- Task statement
What lines of the data hold the string "continued"? Pull each one out.

##### Data to use

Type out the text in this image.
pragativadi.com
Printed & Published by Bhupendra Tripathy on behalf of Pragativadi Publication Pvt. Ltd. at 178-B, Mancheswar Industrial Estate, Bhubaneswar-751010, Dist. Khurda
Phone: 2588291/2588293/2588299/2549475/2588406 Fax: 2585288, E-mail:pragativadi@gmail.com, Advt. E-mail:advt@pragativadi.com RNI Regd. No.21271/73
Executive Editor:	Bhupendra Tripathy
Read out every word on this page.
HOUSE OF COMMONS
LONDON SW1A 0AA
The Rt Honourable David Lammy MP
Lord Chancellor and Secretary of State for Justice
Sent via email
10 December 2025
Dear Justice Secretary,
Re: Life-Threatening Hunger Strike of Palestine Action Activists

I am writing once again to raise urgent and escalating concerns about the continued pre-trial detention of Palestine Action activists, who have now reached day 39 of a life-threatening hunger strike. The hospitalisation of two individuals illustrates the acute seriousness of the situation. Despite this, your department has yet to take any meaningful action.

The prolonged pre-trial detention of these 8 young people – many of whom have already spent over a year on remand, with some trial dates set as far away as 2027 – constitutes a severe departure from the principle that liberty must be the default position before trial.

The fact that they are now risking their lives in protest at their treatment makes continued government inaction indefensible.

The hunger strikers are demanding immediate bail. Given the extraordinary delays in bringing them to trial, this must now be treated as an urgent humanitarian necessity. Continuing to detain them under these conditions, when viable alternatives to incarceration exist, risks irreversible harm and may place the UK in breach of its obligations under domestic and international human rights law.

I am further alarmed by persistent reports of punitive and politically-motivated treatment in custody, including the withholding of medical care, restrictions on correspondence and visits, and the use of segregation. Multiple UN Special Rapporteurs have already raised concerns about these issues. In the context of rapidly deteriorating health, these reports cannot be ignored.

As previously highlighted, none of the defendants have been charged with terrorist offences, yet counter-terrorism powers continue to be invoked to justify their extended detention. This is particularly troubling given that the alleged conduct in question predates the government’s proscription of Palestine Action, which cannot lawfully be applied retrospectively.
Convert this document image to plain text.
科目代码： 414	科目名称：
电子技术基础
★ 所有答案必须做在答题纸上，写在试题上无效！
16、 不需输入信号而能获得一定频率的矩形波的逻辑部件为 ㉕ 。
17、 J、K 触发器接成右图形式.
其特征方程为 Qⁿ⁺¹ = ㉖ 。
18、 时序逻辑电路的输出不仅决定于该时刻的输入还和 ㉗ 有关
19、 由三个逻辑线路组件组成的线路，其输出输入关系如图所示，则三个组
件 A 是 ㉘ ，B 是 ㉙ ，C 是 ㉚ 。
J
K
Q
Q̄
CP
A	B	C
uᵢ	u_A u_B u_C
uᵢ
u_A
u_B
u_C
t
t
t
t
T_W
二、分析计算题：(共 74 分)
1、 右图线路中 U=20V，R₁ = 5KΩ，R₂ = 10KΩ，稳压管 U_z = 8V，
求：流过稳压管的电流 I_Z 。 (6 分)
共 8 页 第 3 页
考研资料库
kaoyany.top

##########

- Final result
I am writing once again to raise urgent and escalating concerns about the continued pre-trial detention of Palestine Action activists, who have now reached day 39 of a life-threatening hunger strike. The hospitalisation of two individuals illustrates the acute seriousness of the situation. Despite this, your department has yet to take any meaningful action.
The fact that they are now risking their lives in protest at their treatment makes continued government inaction indefensible.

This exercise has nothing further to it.